TASK PROMPT
Could you extract every entry below and reproduce it exactly?

(Items from a figure collection)

________________________________________

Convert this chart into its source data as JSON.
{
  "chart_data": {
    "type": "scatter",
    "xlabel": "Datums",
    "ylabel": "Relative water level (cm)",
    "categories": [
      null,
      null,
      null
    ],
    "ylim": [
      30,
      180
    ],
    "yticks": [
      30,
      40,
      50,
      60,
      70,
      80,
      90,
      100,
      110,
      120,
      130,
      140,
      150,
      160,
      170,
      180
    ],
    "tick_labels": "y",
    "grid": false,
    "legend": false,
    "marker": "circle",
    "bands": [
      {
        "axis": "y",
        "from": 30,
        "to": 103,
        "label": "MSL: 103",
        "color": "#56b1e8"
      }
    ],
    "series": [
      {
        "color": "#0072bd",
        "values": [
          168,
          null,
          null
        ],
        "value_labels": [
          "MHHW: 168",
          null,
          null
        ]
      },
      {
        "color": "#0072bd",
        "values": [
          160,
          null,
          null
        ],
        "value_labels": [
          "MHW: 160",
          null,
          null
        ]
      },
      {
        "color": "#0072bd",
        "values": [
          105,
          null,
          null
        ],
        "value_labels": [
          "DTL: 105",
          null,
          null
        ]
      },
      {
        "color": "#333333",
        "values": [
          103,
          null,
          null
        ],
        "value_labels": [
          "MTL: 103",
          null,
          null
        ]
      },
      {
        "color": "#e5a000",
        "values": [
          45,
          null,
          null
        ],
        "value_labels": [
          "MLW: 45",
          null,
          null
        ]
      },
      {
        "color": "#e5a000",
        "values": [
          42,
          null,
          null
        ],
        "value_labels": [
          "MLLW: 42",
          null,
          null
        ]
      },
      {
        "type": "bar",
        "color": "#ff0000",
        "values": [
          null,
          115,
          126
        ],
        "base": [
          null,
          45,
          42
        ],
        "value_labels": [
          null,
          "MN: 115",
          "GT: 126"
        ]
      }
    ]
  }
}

________________________________________

SOLUTION TO THE EXERCISE
Convert this chart into its source data as JSON.
{
  "chart_data": {
    "type": "scatter",
    "xlabel": "Datums",
    "ylabel": "Relative water level (cm)",
    "categories": [
      null,
      null,
      null
    ],
    "ylim": [
      30,
      180
    ],
    "yticks": [
      30,
      40,
      50,
      60,
      70,
      80,
      90,
      100,
      110,
      120,
      130,
      140,
      150,
      160,
      170,
      180
    ],
    "tick_labels": "y",
    "grid": false,
    "legend": false,
    "marker": "circle",
    "bands": [
      {
        "axis": "y",
        "from": 30,
        "to": 103,
        "label": "MSL: 103",
        "color": "#56b1e8"
      }
    ],
    "series": [
      {
        "color": "#0072bd",
        "values": [
          168,
          null,
          null
        ],
        "value_labels": [
          "MHHW: 168",
          null,
          null
        ]
      },
      {
        "color": "#0072bd",
        "values": [
          160,
          null,
          null
        ],
        "value_labels": [
          "MHW: 160",
          null,
          null
        ]
      },
      {
        "color": "#0072bd",
        "values": [
          105,
          null,
          null
        ],
        "value_labels": [
          "DTL: 105",
          null,
          null
        ]
      },
      {
        "color": "#333333",
        "values": [
          103,
          null,
          null
        ],
        "value_labels": [
          "MTL: 103",
          null,
          null
        ]
      },
      {
        "color": "#e5a000",
        "values": [
          45,
          null,
          null
        ],
        "value_labels": [
          "MLW: 45",
          null,
          null
        ]
      },
      {
        "color": "#e5a000",
        "values": [
          42,
          null,
          null
        ],
        "value_labels": [
          "MLLW: 42",
          null,
          null
        ]
      },
      {
        "type": "bar",
        "color": "#ff0000",
        "values": [
          null,
          115,
          126
        ],
        "base": [
          null,
          45,
          42
        ],
        "value_labels": [
          null,
          "MN: 115",
          "GT: 126"
        ]
      }
    ]
  }
}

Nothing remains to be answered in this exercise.